:: OBJECTIVE ::
Examine each line of the data. Copy those that contain the string "type".

:: SOURCE DATA ::
'''

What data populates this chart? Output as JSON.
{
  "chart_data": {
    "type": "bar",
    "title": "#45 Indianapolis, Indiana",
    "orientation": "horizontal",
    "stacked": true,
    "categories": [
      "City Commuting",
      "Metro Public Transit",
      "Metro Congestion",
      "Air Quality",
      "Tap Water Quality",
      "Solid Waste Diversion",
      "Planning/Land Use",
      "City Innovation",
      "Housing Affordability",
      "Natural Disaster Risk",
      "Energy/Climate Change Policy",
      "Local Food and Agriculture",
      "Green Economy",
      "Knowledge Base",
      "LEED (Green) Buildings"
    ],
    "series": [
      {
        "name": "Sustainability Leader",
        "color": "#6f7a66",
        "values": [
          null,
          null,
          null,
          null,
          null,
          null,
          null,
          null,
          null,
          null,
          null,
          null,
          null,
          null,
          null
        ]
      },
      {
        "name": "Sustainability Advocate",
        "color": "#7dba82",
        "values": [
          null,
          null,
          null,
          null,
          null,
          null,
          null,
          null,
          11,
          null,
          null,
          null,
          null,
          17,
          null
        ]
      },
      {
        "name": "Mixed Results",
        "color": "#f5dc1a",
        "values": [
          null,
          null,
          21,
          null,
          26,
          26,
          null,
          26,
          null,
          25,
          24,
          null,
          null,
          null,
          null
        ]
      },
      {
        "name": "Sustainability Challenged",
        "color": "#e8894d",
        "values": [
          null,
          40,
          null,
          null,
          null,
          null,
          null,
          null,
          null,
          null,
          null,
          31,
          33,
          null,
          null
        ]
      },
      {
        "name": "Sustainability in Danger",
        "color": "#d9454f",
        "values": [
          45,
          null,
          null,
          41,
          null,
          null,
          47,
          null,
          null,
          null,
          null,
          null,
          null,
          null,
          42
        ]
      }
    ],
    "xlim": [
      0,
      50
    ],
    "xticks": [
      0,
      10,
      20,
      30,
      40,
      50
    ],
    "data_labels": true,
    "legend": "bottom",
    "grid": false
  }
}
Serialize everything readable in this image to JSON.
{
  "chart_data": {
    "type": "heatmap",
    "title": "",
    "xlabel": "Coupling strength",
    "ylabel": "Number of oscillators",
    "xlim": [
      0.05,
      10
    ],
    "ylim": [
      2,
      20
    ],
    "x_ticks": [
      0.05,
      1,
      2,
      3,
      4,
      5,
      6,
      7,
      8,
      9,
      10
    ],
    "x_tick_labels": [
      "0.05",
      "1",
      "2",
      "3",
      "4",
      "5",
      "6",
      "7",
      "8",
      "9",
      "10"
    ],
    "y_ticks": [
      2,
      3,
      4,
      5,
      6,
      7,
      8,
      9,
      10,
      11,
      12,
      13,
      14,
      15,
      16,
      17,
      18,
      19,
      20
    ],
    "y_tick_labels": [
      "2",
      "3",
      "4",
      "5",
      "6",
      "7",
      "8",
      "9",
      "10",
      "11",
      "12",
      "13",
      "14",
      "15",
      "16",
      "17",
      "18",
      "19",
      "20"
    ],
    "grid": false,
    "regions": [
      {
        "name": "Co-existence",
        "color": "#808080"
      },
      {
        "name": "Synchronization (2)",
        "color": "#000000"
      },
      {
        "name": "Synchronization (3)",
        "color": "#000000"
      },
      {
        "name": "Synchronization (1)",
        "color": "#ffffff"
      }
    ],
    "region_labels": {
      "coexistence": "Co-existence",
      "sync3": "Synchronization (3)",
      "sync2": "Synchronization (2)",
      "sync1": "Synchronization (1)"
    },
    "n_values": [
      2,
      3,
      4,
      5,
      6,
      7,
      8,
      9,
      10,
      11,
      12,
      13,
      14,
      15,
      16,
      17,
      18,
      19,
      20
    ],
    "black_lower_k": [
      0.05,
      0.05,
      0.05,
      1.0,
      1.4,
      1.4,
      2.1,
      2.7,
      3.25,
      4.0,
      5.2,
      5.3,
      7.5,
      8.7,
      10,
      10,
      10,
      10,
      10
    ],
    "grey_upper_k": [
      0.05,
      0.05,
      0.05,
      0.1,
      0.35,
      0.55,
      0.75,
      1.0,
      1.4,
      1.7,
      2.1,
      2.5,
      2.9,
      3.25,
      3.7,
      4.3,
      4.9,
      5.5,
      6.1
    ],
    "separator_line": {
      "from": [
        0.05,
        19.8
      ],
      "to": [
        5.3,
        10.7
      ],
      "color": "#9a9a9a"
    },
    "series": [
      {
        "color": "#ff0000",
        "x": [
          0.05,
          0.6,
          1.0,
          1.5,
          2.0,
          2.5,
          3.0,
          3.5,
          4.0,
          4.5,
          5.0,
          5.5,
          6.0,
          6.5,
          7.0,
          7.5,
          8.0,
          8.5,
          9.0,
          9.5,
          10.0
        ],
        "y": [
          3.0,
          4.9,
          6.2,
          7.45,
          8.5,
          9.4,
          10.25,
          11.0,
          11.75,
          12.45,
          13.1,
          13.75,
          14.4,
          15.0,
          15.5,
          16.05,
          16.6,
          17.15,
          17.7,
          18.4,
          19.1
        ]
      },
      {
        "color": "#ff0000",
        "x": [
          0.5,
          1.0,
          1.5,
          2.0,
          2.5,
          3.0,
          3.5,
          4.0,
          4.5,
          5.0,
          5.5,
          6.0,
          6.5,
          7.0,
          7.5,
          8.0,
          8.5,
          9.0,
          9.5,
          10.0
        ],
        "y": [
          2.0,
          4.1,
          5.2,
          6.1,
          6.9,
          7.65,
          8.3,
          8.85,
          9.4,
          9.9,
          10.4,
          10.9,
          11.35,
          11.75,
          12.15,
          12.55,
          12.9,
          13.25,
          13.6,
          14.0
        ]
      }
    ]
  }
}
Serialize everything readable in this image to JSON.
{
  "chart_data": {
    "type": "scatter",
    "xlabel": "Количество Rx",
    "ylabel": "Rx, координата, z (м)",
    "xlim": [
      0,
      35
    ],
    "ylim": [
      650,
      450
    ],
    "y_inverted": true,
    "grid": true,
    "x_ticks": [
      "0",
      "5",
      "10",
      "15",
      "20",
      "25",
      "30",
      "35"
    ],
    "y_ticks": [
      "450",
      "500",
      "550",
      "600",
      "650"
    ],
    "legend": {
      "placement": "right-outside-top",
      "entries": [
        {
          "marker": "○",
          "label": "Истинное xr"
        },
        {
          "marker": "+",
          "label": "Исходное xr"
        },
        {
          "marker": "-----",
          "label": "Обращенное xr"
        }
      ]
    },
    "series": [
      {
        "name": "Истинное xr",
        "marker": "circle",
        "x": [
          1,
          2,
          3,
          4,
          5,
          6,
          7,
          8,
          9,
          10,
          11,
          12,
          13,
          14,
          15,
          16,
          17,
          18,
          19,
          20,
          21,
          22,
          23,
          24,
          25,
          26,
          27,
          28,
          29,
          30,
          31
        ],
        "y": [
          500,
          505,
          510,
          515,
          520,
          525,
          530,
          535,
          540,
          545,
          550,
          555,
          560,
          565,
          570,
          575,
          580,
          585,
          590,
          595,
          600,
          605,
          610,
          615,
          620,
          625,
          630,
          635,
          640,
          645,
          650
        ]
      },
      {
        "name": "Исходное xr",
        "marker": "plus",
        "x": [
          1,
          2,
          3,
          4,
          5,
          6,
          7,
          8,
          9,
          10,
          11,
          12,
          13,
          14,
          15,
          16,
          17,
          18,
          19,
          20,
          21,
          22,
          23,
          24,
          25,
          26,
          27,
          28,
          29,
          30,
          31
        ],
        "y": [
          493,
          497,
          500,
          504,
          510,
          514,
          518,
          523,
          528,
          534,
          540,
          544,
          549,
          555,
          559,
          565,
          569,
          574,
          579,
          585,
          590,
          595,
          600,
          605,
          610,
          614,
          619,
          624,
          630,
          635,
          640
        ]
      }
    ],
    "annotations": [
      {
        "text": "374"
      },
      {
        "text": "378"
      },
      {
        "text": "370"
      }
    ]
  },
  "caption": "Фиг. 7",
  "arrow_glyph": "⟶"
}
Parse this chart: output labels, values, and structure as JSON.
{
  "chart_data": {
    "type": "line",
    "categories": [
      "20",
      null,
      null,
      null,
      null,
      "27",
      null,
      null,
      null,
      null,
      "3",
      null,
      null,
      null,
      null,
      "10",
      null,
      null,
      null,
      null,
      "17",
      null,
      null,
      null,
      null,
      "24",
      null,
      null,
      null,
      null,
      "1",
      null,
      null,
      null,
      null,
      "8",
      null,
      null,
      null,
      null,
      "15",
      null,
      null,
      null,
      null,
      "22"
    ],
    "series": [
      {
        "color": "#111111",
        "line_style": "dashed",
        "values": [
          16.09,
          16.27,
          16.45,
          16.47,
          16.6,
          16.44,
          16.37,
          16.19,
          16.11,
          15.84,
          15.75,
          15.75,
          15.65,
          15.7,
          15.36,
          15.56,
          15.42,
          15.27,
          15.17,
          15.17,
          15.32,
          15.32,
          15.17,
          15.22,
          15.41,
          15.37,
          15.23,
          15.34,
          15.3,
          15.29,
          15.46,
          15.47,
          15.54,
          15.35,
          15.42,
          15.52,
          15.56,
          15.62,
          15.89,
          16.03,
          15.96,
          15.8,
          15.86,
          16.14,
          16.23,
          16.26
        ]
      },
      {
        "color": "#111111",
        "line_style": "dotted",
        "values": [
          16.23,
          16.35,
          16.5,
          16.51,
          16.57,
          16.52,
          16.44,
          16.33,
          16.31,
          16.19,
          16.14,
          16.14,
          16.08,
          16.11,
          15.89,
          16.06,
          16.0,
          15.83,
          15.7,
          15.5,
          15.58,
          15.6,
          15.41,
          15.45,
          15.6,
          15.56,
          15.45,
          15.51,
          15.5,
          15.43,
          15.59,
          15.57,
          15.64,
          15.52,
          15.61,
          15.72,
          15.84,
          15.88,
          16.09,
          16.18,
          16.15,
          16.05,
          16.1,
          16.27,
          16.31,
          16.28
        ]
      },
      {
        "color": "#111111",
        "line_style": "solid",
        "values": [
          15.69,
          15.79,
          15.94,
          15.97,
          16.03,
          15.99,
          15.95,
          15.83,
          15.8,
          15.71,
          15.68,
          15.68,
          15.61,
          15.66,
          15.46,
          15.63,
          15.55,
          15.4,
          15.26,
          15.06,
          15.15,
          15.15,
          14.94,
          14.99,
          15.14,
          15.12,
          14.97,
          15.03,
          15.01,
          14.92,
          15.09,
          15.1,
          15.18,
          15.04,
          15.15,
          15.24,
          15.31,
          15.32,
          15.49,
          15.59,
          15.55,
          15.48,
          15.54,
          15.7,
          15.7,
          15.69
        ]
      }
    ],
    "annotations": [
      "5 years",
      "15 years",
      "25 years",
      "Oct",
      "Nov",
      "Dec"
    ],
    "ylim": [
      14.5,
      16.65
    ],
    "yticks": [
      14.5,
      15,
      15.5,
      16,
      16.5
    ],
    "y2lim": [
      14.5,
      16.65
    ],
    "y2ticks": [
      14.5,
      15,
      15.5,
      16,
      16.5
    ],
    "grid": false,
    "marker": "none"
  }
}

'''

:: TASK OUTPUT ::
    "type": "bar",
    "type": "heatmap",
    "type": "scatter",
    "type": "line",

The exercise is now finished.